## Begin INPUT

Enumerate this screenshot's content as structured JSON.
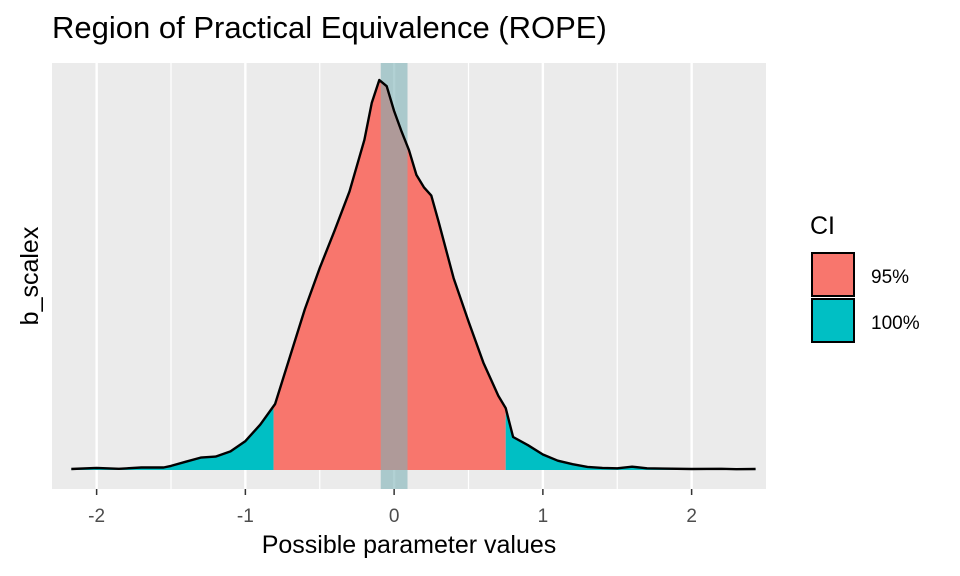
{
  "chart_data": {
    "type": "area",
    "title": "Region of Practical Equivalence (ROPE)",
    "xlabel": "Possible parameter values",
    "ylabel": "b_scalex",
    "xlim": [
      -2.3,
      2.5
    ],
    "x_ticks": [
      -2,
      -1,
      0,
      1,
      2
    ],
    "x_tick_labels": [
      "-2",
      "-1",
      "0",
      "1",
      "2"
    ],
    "grid": true,
    "legend": {
      "title": "CI",
      "position": "right",
      "entries": [
        {
          "label": "95%",
          "color": "#F8766D"
        },
        {
          "label": "100%",
          "color": "#00BFC4"
        }
      ]
    },
    "rope": {
      "low": -0.09,
      "high": 0.09,
      "color": "#7FB3B7"
    },
    "ci95": {
      "low": -0.81,
      "high": 0.75
    },
    "density": {
      "x": [
        -2.17,
        -2.0,
        -1.85,
        -1.7,
        -1.55,
        -1.5,
        -1.4,
        -1.3,
        -1.2,
        -1.1,
        -1.0,
        -0.9,
        -0.8,
        -0.7,
        -0.6,
        -0.5,
        -0.4,
        -0.3,
        -0.2,
        -0.15,
        -0.1,
        -0.05,
        0.0,
        0.05,
        0.1,
        0.15,
        0.2,
        0.25,
        0.3,
        0.4,
        0.5,
        0.6,
        0.7,
        0.75,
        0.8,
        0.9,
        1.0,
        1.1,
        1.2,
        1.3,
        1.4,
        1.5,
        1.6,
        1.7,
        1.8,
        2.0,
        2.2,
        2.3,
        2.43
      ],
      "y": [
        0.005,
        0.01,
        0.006,
        0.012,
        0.012,
        0.02,
        0.04,
        0.06,
        0.065,
        0.09,
        0.14,
        0.22,
        0.32,
        0.55,
        0.78,
        0.98,
        1.16,
        1.35,
        1.6,
        1.78,
        1.89,
        1.86,
        1.74,
        1.64,
        1.55,
        1.43,
        1.37,
        1.33,
        1.2,
        0.93,
        0.72,
        0.52,
        0.36,
        0.3,
        0.16,
        0.12,
        0.075,
        0.045,
        0.028,
        0.015,
        0.01,
        0.008,
        0.016,
        0.008,
        0.007,
        0.005,
        0.006,
        0.004,
        0.005
      ]
    }
  }
}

## End INPUT

Output every entry exactly as given; pictures are not part of the copy.

Enumerate this screenshot's content as structured JSON.
{
  "chart_data": {
    "type": "area",
    "title": "Region of Practical Equivalence (ROPE)",
    "xlabel": "Possible parameter values",
    "ylabel": "b_scalex",
    "xlim": [
      -2.3,
      2.5
    ],
    "x_ticks": [
      -2,
      -1,
      0,
      1,
      2
    ],
    "x_tick_labels": [
      "-2",
      "-1",
      "0",
      "1",
      "2"
    ],
    "grid": true,
    "legend": {
      "title": "CI",
      "position": "right",
      "entries": [
        {
          "label": "95%",
          "color": "#F8766D"
        },
        {
          "label": "100%",
          "color": "#00BFC4"
        }
      ]
    },
    "rope": {
      "low": -0.09,
      "high": 0.09,
      "color": "#7FB3B7"
    },
    "ci95": {
      "low": -0.81,
      "high": 0.75
    },
    "density": {
      "x": [
        -2.17,
        -2.0,
        -1.85,
        -1.7,
        -1.55,
        -1.5,
        -1.4,
        -1.3,
        -1.2,
        -1.1,
        -1.0,
        -0.9,
        -0.8,
        -0.7,
        -0.6,
        -0.5,
        -0.4,
        -0.3,
        -0.2,
        -0.15,
        -0.1,
        -0.05,
        0.0,
        0.05,
        0.1,
        0.15,
        0.2,
        0.25,
        0.3,
        0.4,
        0.5,
        0.6,
        0.7,
        0.75,
        0.8,
        0.9,
        1.0,
        1.1,
        1.2,
        1.3,
        1.4,
        1.5,
        1.6,
        1.7,
        1.8,
        2.0,
        2.2,
        2.3,
        2.43
      ],
      "y": [
        0.005,
        0.01,
        0.006,
        0.012,
        0.012,
        0.02,
        0.04,
        0.06,
        0.065,
        0.09,
        0.14,
        0.22,
        0.32,
        0.55,
        0.78,
        0.98,
        1.16,
        1.35,
        1.6,
        1.78,
        1.89,
        1.86,
        1.74,
        1.64,
        1.55,
        1.43,
        1.37,
        1.33,
        1.2,
        0.93,
        0.72,
        0.52,
        0.36,
        0.3,
        0.16,
        0.12,
        0.075,
        0.045,
        0.028,
        0.015,
        0.01,
        0.008,
        0.016,
        0.008,
        0.007,
        0.005,
        0.006,
        0.004,
        0.005
      ]
    }
  }
}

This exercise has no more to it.